What is needed: Write the records below out in full, character for character, with no pictures.

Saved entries
** Begin **
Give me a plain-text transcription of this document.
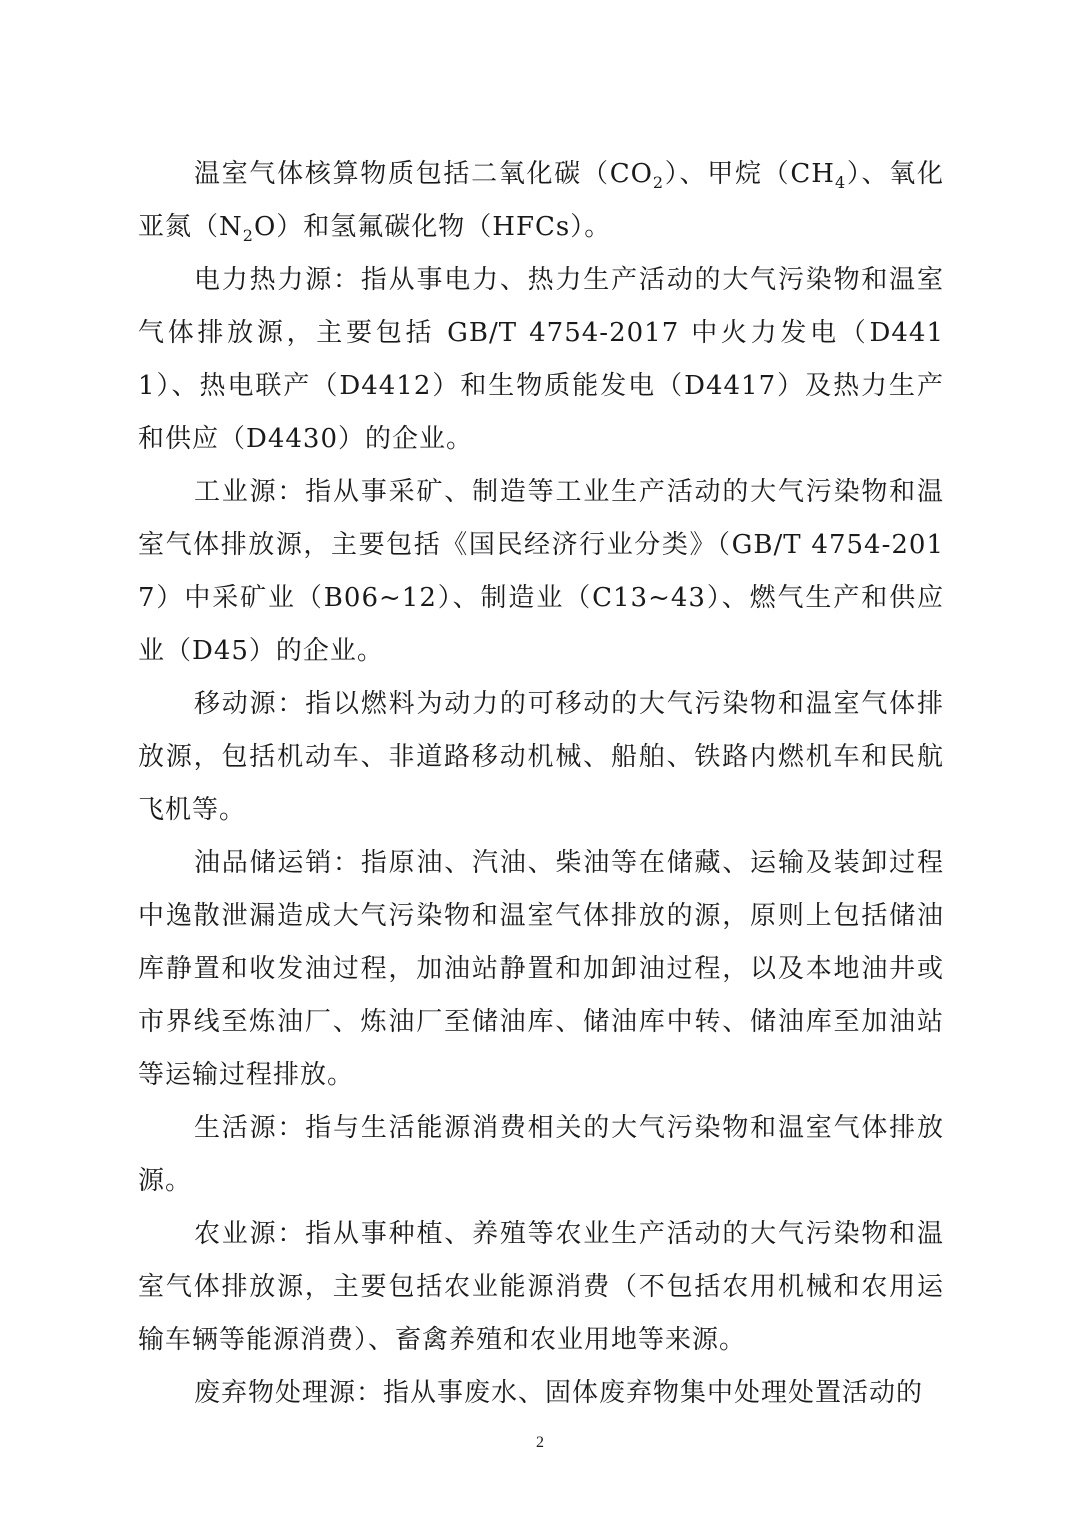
温室气体核算物质包括二氧化碳$(CO_2)$、甲烷$(CH_4)$、氧化亚氮$(N_2O)$和氢氟碳化物（HFCs）。

电力热力源：指从事电力、热力生产活动的大气污染物和温室气体排放源，主要包括 GB/T 4754-2017 中火力发电（D4411）、热电联产（D4412）和生物质能发电（D4417）及热力生产和供应（D4430）的企业。

工业源：指从事采矿、制造等工业生产活动的大气污染物和温室气体排放源，主要包括《国民经济行业分类》（GB/T 4754-2017）中采矿业（B06~12）、制造业（C13~43）、燃气生产和供应业（D45）的企业。

移动源：指以燃料为动力的可移动的大气污染物和温室气体排放源，包括机动车、非道路移动机械、船舶、铁路内燃机车和民航飞机等。

油品储运销：指原油、汽油、柴油等在储藏、运输及装卸过程中逸散泄漏造成大气污染物和温室气体排放的源，原则上包括储油库静置和收发油过程，加油站静置和加卸油过程，以及本地油井或市界线至炼油厂、炼油厂至储油库、储油库中转、储油库至加油站等运输过程排放。

生活源：指与生活能源消费相关的大气污染物和温室气体排放源。

农业源：指从事种植、养殖等农业生产活动的大气污染物和温室气体排放源，主要包括农业能源消费（不包括农用机械和农用运输车辆等能源消费）、畜禽养殖和农业用地等来源。

废弃物处理源：指从事废水、固体废弃物集中处理处置活动的

2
** End **
Correct response:
Give me a plain-text transcription of this document.
温室气体核算物质包括二氧化碳$(CO_2)$、甲烷$(CH_4)$、氧化亚氮$(N_2O)$和氢氟碳化物（HFCs）。

电力热力源：指从事电力、热力生产活动的大气污染物和温室气体排放源，主要包括 GB/T 4754-2017 中火力发电（D4411）、热电联产（D4412）和生物质能发电（D4417）及热力生产和供应（D4430）的企业。

工业源：指从事采矿、制造等工业生产活动的大气污染物和温室气体排放源，主要包括《国民经济行业分类》（GB/T 4754-2017）中采矿业（B06~12）、制造业（C13~43）、燃气生产和供应业（D45）的企业。

移动源：指以燃料为动力的可移动的大气污染物和温室气体排放源，包括机动车、非道路移动机械、船舶、铁路内燃机车和民航飞机等。

油品储运销：指原油、汽油、柴油等在储藏、运输及装卸过程中逸散泄漏造成大气污染物和温室气体排放的源，原则上包括储油库静置和收发油过程，加油站静置和加卸油过程，以及本地油井或市界线至炼油厂、炼油厂至储油库、储油库中转、储油库至加油站等运输过程排放。

生活源：指与生活能源消费相关的大气污染物和温室气体排放源。

农业源：指从事种植、养殖等农业生产活动的大气污染物和温室气体排放源，主要包括农业能源消费（不包括农用机械和农用运输车辆等能源消费）、畜禽养殖和农业用地等来源。

废弃物处理源：指从事废水、固体废弃物集中处理处置活动的

2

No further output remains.